=== Task details ===
Single out the lines that include the word "overseas". Copy them.

Rows from a figure dataset
::::

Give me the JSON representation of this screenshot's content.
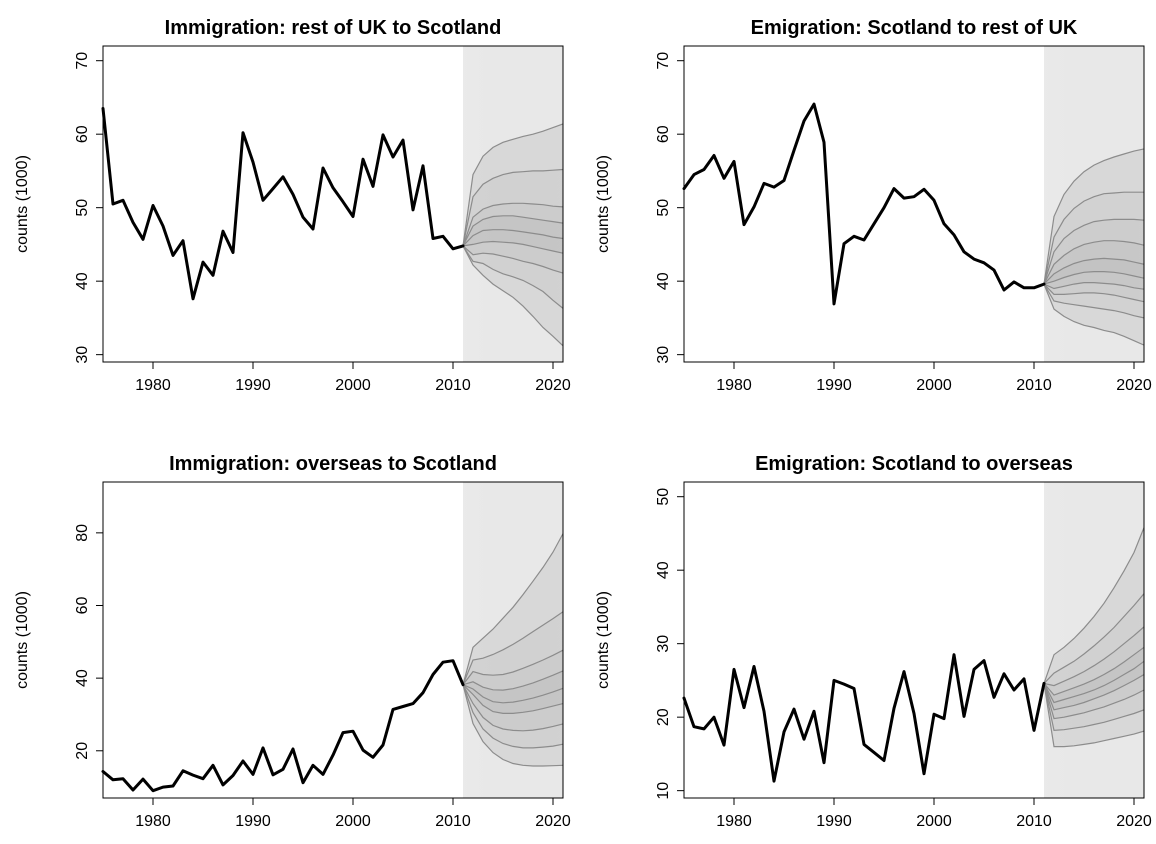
{
  "chart_data": [
    {
      "type": "line",
      "title": "Immigration: rest of UK to Scotland",
      "xlabel": "",
      "ylabel": "counts (1000)",
      "xlim": [
        1975,
        2021
      ],
      "ylim": [
        29,
        72
      ],
      "xticks": [
        1980,
        1990,
        2000,
        2010,
        2020
      ],
      "yticks": [
        30,
        40,
        50,
        60,
        70
      ],
      "grid": false,
      "historical": {
        "x": [
          1975,
          1976,
          1977,
          1978,
          1979,
          1980,
          1981,
          1982,
          1983,
          1984,
          1985,
          1986,
          1987,
          1988,
          1989,
          1990,
          1991,
          1992,
          1993,
          1994,
          1995,
          1996,
          1997,
          1998,
          1999,
          2000,
          2001,
          2002,
          2003,
          2004,
          2005,
          2006,
          2007,
          2008,
          2009,
          2010,
          2011
        ],
        "y": [
          63.5,
          50.5,
          51.0,
          48.0,
          45.7,
          50.3,
          47.5,
          43.5,
          45.5,
          37.6,
          42.6,
          40.8,
          46.8,
          43.9,
          60.2,
          56.2,
          51.0,
          52.6,
          54.2,
          51.8,
          48.7,
          47.1,
          55.4,
          52.7,
          50.8,
          48.8,
          56.6,
          52.9,
          59.9,
          56.9,
          59.2,
          49.7,
          55.7,
          45.8,
          46.1,
          44.4,
          44.8
        ]
      },
      "forecast": {
        "x": [
          2011,
          2012,
          2013,
          2014,
          2015,
          2016,
          2017,
          2018,
          2019,
          2020,
          2021
        ],
        "quantiles": [
          [
            44.8,
            42.2,
            40.8,
            39.6,
            38.7,
            37.8,
            36.6,
            35.2,
            33.7,
            32.5,
            31.2
          ],
          [
            44.8,
            42.7,
            42.4,
            41.6,
            41.0,
            40.6,
            40.1,
            39.4,
            38.6,
            37.4,
            36.3
          ],
          [
            44.8,
            43.6,
            43.8,
            43.7,
            43.4,
            43.1,
            42.7,
            42.4,
            42.0,
            41.5,
            41.1
          ],
          [
            44.8,
            45.0,
            45.3,
            45.4,
            45.3,
            45.2,
            45.0,
            44.7,
            44.4,
            44.1,
            43.8
          ],
          [
            44.8,
            46.2,
            46.9,
            47.0,
            47.0,
            46.9,
            46.7,
            46.5,
            46.3,
            46.0,
            45.8
          ],
          [
            44.8,
            47.5,
            48.4,
            48.8,
            48.9,
            48.9,
            48.7,
            48.5,
            48.3,
            48.1,
            47.9
          ],
          [
            44.8,
            48.7,
            49.8,
            50.3,
            50.5,
            50.6,
            50.6,
            50.5,
            50.4,
            50.2,
            50.1
          ],
          [
            44.8,
            51.5,
            53.2,
            54.0,
            54.5,
            54.8,
            54.9,
            55.0,
            55.0,
            55.1,
            55.2
          ],
          [
            44.8,
            54.5,
            57.0,
            58.2,
            58.9,
            59.3,
            59.7,
            60.0,
            60.4,
            60.9,
            61.4
          ]
        ]
      }
    },
    {
      "type": "line",
      "title": "Emigration: Scotland to rest of UK",
      "xlabel": "",
      "ylabel": "counts (1000)",
      "xlim": [
        1975,
        2021
      ],
      "ylim": [
        29,
        72
      ],
      "xticks": [
        1980,
        1990,
        2000,
        2010,
        2020
      ],
      "yticks": [
        30,
        40,
        50,
        60,
        70
      ],
      "grid": false,
      "historical": {
        "x": [
          1975,
          1976,
          1977,
          1978,
          1979,
          1980,
          1981,
          1982,
          1983,
          1984,
          1985,
          1986,
          1987,
          1988,
          1989,
          1990,
          1991,
          1992,
          1993,
          1994,
          1995,
          1996,
          1997,
          1998,
          1999,
          2000,
          2001,
          2002,
          2003,
          2004,
          2005,
          2006,
          2007,
          2008,
          2009,
          2010,
          2011
        ],
        "y": [
          52.6,
          54.5,
          55.2,
          57.1,
          54.0,
          56.3,
          47.7,
          50.1,
          53.3,
          52.8,
          53.7,
          57.8,
          61.8,
          64.1,
          58.9,
          36.9,
          45.1,
          46.1,
          45.6,
          47.8,
          50.0,
          52.6,
          51.3,
          51.5,
          52.5,
          51.0,
          47.8,
          46.3,
          44.0,
          43.0,
          42.5,
          41.5,
          38.8,
          39.9,
          39.1,
          39.1,
          39.6
        ]
      },
      "forecast": {
        "x": [
          2011,
          2012,
          2013,
          2014,
          2015,
          2016,
          2017,
          2018,
          2019,
          2020,
          2021
        ],
        "quantiles": [
          [
            39.6,
            36.2,
            35.2,
            34.5,
            34.0,
            33.7,
            33.3,
            33.0,
            32.5,
            31.9,
            31.3
          ],
          [
            39.6,
            37.3,
            37.0,
            36.8,
            36.6,
            36.4,
            36.2,
            36.0,
            35.7,
            35.3,
            35.0
          ],
          [
            39.6,
            38.2,
            38.2,
            38.3,
            38.4,
            38.4,
            38.3,
            38.1,
            37.8,
            37.5,
            37.2
          ],
          [
            39.6,
            39.0,
            39.3,
            39.6,
            39.8,
            39.8,
            39.7,
            39.6,
            39.4,
            39.1,
            38.9
          ],
          [
            39.6,
            40.0,
            40.5,
            40.9,
            41.2,
            41.3,
            41.3,
            41.2,
            41.0,
            40.7,
            40.4
          ],
          [
            39.6,
            41.0,
            41.8,
            42.4,
            42.8,
            43.0,
            43.1,
            43.0,
            42.9,
            42.6,
            42.3
          ],
          [
            39.6,
            42.3,
            43.5,
            44.4,
            45.0,
            45.3,
            45.5,
            45.5,
            45.4,
            45.2,
            44.9
          ],
          [
            39.6,
            44.0,
            45.8,
            46.9,
            47.6,
            48.1,
            48.3,
            48.4,
            48.4,
            48.4,
            48.3
          ],
          [
            39.6,
            46.0,
            48.4,
            49.9,
            50.9,
            51.5,
            51.9,
            52.0,
            52.1,
            52.1,
            52.1
          ],
          [
            39.6,
            48.8,
            51.8,
            53.6,
            54.9,
            55.8,
            56.4,
            56.9,
            57.3,
            57.7,
            58.0
          ]
        ]
      }
    },
    {
      "type": "line",
      "title": "Immigration: overseas to Scotland",
      "xlabel": "",
      "ylabel": "counts (1000)",
      "xlim": [
        1975,
        2021
      ],
      "ylim": [
        7,
        94
      ],
      "xticks": [
        1980,
        1990,
        2000,
        2010,
        2020
      ],
      "yticks": [
        20,
        40,
        60,
        80
      ],
      "grid": false,
      "historical": {
        "x": [
          1975,
          1976,
          1977,
          1978,
          1979,
          1980,
          1981,
          1982,
          1983,
          1984,
          1985,
          1986,
          1987,
          1988,
          1989,
          1990,
          1991,
          1992,
          1993,
          1994,
          1995,
          1996,
          1997,
          1998,
          1999,
          2000,
          2001,
          2002,
          2003,
          2004,
          2005,
          2006,
          2007,
          2008,
          2009,
          2010,
          2011
        ],
        "y": [
          14.3,
          12.0,
          12.3,
          9.2,
          12.2,
          9.0,
          10.0,
          10.3,
          14.5,
          13.3,
          12.3,
          16.0,
          10.6,
          13.2,
          17.2,
          13.5,
          20.8,
          13.4,
          14.9,
          20.5,
          11.2,
          16.0,
          13.5,
          18.8,
          25.0,
          25.4,
          20.2,
          18.2,
          21.6,
          31.4,
          32.2,
          33.0,
          36.0,
          41.0,
          44.4,
          44.8,
          38.2
        ]
      },
      "forecast": {
        "x": [
          2011,
          2012,
          2013,
          2014,
          2015,
          2016,
          2017,
          2018,
          2019,
          2020,
          2021
        ],
        "quantiles": [
          [
            38.2,
            27.5,
            22.5,
            19.5,
            17.6,
            16.5,
            16.0,
            15.8,
            15.8,
            15.9,
            16.0
          ],
          [
            38.2,
            30.5,
            26.0,
            23.5,
            22.0,
            21.2,
            20.8,
            20.8,
            21.0,
            21.3,
            21.8
          ],
          [
            38.2,
            33.0,
            29.2,
            27.0,
            26.0,
            25.6,
            25.5,
            25.7,
            26.1,
            26.7,
            27.4
          ],
          [
            38.2,
            35.5,
            32.5,
            30.8,
            30.3,
            30.3,
            30.6,
            31.0,
            31.6,
            32.3,
            33.0
          ],
          [
            38.2,
            37.0,
            34.8,
            33.5,
            33.2,
            33.4,
            33.9,
            34.5,
            35.3,
            36.2,
            37.2
          ],
          [
            38.2,
            39.0,
            37.5,
            36.8,
            36.7,
            37.1,
            37.8,
            38.7,
            39.7,
            40.8,
            42.0
          ],
          [
            38.2,
            41.8,
            41.0,
            40.8,
            41.0,
            41.7,
            42.7,
            43.8,
            45.0,
            46.3,
            47.7
          ],
          [
            38.2,
            45.0,
            45.5,
            46.5,
            47.8,
            49.3,
            51.0,
            52.8,
            54.6,
            56.4,
            58.3
          ],
          [
            38.2,
            48.5,
            51.0,
            53.5,
            56.5,
            59.5,
            63.0,
            66.7,
            70.5,
            74.7,
            79.8
          ]
        ]
      }
    },
    {
      "type": "line",
      "title": "Emigration: Scotland to overseas",
      "xlabel": "",
      "ylabel": "counts (1000)",
      "xlim": [
        1975,
        2021
      ],
      "ylim": [
        9,
        52
      ],
      "xticks": [
        1980,
        1990,
        2000,
        2010,
        2020
      ],
      "yticks": [
        10,
        20,
        30,
        40,
        50
      ],
      "grid": false,
      "historical": {
        "x": [
          1975,
          1976,
          1977,
          1978,
          1979,
          1980,
          1981,
          1982,
          1983,
          1984,
          1985,
          1986,
          1987,
          1988,
          1989,
          1990,
          1991,
          1992,
          1993,
          1994,
          1995,
          1996,
          1997,
          1998,
          1999,
          2000,
          2001,
          2002,
          2003,
          2004,
          2005,
          2006,
          2007,
          2008,
          2009,
          2010,
          2011
        ],
        "y": [
          22.6,
          18.7,
          18.4,
          20.0,
          16.2,
          26.5,
          21.3,
          26.9,
          20.8,
          11.3,
          18.0,
          21.1,
          17.0,
          20.8,
          13.8,
          25.0,
          24.5,
          23.9,
          16.3,
          15.2,
          14.1,
          21.2,
          26.2,
          20.5,
          12.3,
          20.4,
          19.8,
          28.5,
          20.1,
          26.5,
          27.7,
          22.7,
          25.9,
          23.7,
          25.2,
          18.2,
          24.6
        ]
      },
      "forecast": {
        "x": [
          2011,
          2012,
          2013,
          2014,
          2015,
          2016,
          2017,
          2018,
          2019,
          2020,
          2021
        ],
        "quantiles": [
          [
            24.6,
            16.0,
            16.0,
            16.1,
            16.3,
            16.5,
            16.8,
            17.1,
            17.4,
            17.7,
            18.1
          ],
          [
            24.6,
            18.2,
            18.3,
            18.5,
            18.7,
            19.0,
            19.3,
            19.7,
            20.1,
            20.5,
            21.0
          ],
          [
            24.6,
            19.8,
            20.0,
            20.3,
            20.6,
            21.0,
            21.4,
            21.9,
            22.4,
            23.0,
            23.7
          ],
          [
            24.6,
            21.0,
            21.3,
            21.6,
            22.0,
            22.5,
            23.0,
            23.6,
            24.3,
            25.0,
            25.8
          ],
          [
            24.6,
            22.0,
            22.4,
            22.8,
            23.2,
            23.7,
            24.3,
            25.0,
            25.8,
            26.6,
            27.6
          ],
          [
            24.6,
            23.0,
            23.5,
            24.0,
            24.5,
            25.1,
            25.8,
            26.6,
            27.5,
            28.5,
            29.5
          ],
          [
            24.6,
            24.3,
            24.9,
            25.5,
            26.2,
            27.0,
            27.9,
            28.9,
            30.0,
            31.1,
            32.3
          ],
          [
            24.6,
            26.0,
            26.8,
            27.6,
            28.6,
            29.7,
            30.9,
            32.2,
            33.7,
            35.2,
            36.8
          ],
          [
            24.6,
            28.5,
            29.5,
            30.7,
            32.1,
            33.7,
            35.5,
            37.6,
            39.9,
            42.4,
            45.8
          ]
        ]
      }
    }
  ]
}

::::

=== Full solution ===
      "title": "Immigration: overseas to Scotland",
      "title": "Emigration: Scotland to overseas",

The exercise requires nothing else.